### Records to process
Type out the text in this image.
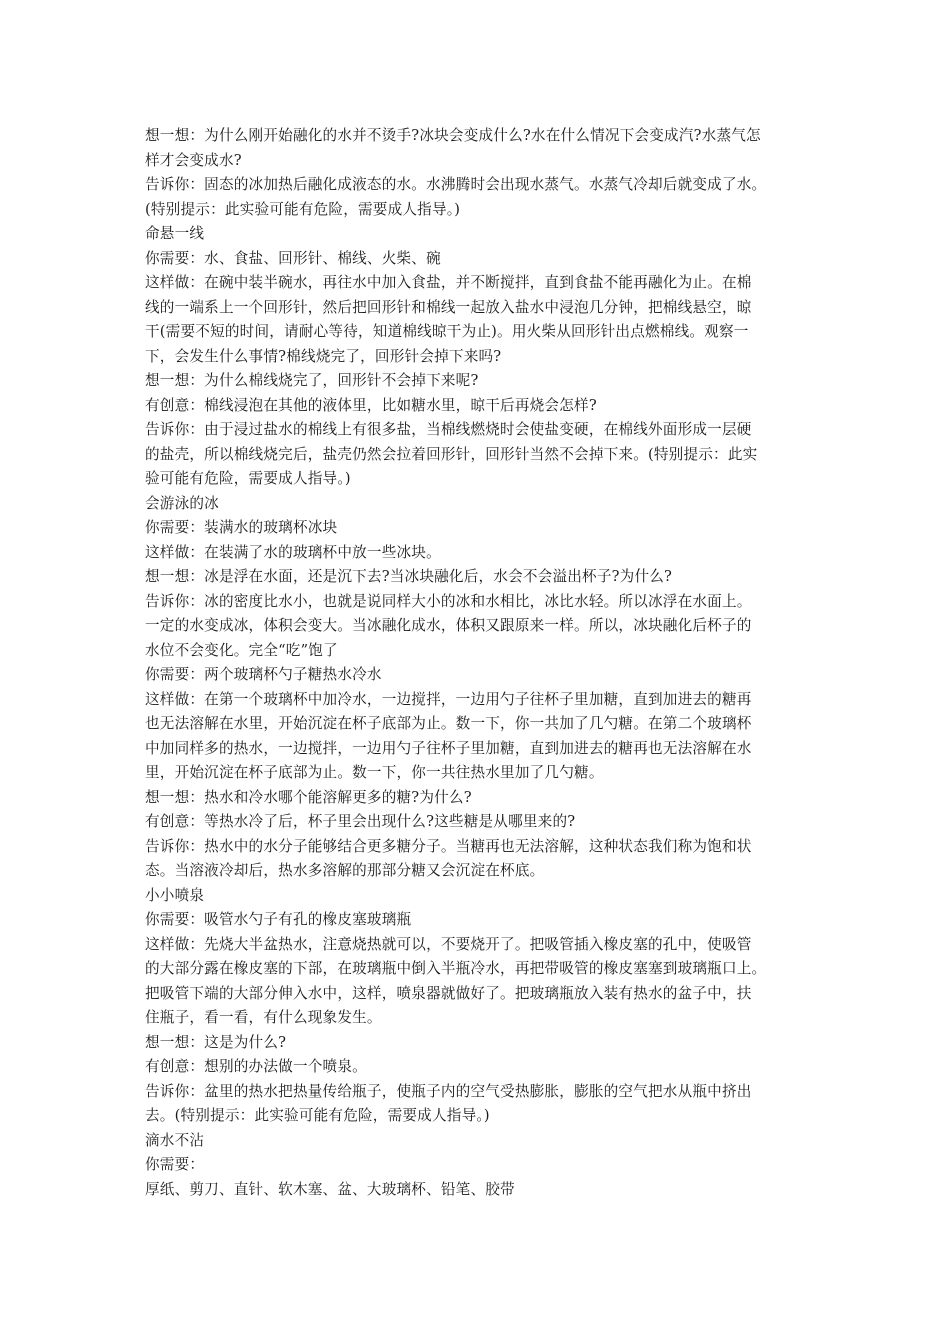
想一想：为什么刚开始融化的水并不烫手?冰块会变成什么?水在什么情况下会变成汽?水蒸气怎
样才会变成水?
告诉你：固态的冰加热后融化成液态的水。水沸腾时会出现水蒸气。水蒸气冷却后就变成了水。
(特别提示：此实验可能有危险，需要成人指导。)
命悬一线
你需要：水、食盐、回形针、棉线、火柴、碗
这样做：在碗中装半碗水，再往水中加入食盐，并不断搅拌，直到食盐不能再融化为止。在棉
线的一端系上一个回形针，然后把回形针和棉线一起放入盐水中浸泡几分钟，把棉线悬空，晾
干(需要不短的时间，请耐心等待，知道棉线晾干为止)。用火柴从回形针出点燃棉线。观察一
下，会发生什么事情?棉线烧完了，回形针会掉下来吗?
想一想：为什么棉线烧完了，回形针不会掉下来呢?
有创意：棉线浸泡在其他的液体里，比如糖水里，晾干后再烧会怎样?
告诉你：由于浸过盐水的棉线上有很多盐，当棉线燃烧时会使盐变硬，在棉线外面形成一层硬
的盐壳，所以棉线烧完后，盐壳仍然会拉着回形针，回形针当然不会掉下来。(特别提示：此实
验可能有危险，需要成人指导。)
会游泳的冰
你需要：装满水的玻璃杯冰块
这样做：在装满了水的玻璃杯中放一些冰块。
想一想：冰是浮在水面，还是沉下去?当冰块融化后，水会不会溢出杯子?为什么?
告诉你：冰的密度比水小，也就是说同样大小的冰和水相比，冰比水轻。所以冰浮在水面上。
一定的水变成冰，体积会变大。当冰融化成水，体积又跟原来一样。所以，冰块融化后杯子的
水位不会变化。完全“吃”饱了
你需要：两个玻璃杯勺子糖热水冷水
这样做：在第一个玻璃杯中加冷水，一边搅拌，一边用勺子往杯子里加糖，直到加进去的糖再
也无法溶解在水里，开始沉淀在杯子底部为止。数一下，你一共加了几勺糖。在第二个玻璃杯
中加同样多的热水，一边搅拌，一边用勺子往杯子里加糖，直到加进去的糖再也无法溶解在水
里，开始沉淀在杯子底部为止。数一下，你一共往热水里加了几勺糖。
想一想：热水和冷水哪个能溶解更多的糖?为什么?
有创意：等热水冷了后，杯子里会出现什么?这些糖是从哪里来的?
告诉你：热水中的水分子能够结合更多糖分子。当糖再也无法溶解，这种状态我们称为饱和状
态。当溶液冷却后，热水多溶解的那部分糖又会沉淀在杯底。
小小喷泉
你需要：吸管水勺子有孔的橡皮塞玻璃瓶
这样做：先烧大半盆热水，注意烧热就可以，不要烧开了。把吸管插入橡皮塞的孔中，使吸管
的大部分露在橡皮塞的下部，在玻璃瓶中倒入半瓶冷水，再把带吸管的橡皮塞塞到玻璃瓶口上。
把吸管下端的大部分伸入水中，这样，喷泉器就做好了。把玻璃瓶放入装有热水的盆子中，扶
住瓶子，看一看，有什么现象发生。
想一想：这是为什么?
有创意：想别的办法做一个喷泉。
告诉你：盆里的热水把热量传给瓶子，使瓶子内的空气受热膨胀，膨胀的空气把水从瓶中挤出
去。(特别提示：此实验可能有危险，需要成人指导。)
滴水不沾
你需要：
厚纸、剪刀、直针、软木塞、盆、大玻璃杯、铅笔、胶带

==

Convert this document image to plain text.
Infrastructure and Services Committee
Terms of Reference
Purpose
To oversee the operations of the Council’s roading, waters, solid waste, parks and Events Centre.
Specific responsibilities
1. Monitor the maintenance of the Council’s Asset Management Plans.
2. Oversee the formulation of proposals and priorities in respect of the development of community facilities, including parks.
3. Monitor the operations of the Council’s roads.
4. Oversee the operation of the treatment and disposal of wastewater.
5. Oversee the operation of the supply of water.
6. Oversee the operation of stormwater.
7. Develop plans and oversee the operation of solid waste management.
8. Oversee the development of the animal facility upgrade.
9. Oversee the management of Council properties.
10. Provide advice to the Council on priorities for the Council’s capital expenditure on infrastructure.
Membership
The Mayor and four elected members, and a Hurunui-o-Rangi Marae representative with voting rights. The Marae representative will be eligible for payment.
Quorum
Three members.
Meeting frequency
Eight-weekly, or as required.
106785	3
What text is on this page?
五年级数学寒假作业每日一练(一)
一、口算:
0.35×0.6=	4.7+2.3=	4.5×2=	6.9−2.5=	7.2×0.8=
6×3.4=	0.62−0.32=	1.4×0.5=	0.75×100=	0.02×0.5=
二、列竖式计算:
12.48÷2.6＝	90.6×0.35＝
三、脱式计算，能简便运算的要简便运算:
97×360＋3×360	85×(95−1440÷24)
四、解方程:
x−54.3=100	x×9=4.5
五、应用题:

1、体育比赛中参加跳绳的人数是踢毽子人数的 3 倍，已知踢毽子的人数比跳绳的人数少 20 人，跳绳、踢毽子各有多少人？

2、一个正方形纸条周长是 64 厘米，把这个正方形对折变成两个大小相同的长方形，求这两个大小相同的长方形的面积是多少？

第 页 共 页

* * *

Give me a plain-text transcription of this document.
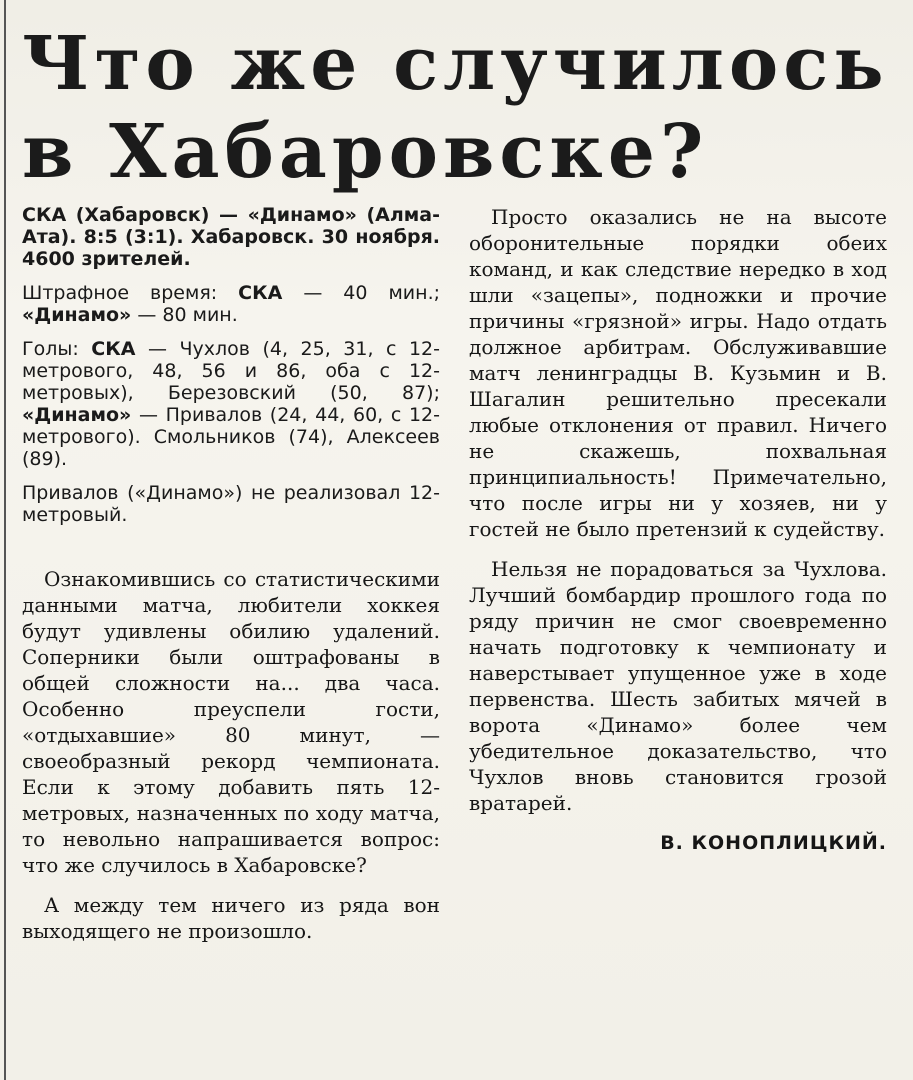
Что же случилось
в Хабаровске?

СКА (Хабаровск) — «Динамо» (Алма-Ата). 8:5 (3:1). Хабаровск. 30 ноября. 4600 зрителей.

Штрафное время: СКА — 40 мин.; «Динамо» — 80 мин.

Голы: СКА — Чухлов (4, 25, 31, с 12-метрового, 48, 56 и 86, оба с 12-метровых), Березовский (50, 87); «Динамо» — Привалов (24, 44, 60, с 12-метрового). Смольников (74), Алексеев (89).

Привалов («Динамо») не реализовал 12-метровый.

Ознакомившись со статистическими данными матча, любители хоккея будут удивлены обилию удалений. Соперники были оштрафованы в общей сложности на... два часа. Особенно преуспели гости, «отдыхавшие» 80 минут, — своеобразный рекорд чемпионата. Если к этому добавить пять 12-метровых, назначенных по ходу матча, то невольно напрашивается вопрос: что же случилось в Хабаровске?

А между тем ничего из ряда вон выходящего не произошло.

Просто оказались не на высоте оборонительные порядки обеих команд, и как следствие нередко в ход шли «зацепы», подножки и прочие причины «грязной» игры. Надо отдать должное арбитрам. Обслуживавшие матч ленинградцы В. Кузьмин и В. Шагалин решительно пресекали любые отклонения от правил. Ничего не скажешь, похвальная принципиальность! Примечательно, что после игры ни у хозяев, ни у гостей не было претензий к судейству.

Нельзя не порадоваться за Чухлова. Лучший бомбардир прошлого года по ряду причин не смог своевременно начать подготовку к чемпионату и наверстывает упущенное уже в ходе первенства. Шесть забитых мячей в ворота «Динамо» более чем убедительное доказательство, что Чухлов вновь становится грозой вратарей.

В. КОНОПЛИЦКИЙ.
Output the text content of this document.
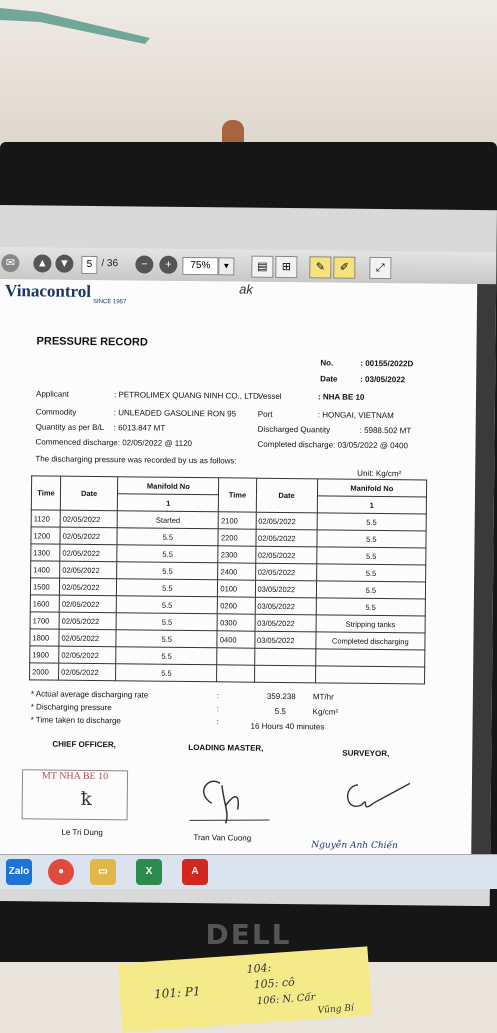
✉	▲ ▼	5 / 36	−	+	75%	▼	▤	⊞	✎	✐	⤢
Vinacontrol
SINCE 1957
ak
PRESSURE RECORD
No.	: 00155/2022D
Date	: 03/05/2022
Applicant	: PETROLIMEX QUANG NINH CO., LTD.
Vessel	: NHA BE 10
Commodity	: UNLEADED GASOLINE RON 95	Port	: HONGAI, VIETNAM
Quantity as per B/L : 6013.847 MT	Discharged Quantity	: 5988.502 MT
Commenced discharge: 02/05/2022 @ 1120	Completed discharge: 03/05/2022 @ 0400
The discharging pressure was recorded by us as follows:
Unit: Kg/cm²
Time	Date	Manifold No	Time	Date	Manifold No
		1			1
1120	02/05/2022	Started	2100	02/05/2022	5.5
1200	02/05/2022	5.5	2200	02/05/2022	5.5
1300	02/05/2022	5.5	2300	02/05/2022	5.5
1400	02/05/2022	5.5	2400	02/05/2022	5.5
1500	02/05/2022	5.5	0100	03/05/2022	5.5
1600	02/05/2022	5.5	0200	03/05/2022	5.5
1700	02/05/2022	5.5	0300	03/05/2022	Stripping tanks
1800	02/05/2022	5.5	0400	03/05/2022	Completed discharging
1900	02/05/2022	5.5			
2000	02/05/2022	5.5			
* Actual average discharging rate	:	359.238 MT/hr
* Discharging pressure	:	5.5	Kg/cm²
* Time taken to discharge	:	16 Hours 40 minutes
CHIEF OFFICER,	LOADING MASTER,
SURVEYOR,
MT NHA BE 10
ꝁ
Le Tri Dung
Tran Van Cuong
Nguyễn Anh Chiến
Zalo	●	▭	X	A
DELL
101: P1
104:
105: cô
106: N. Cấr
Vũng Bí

### Required work
Say the number of lines in the listing that hold "Council", with no added words.

### Output for this exercise
5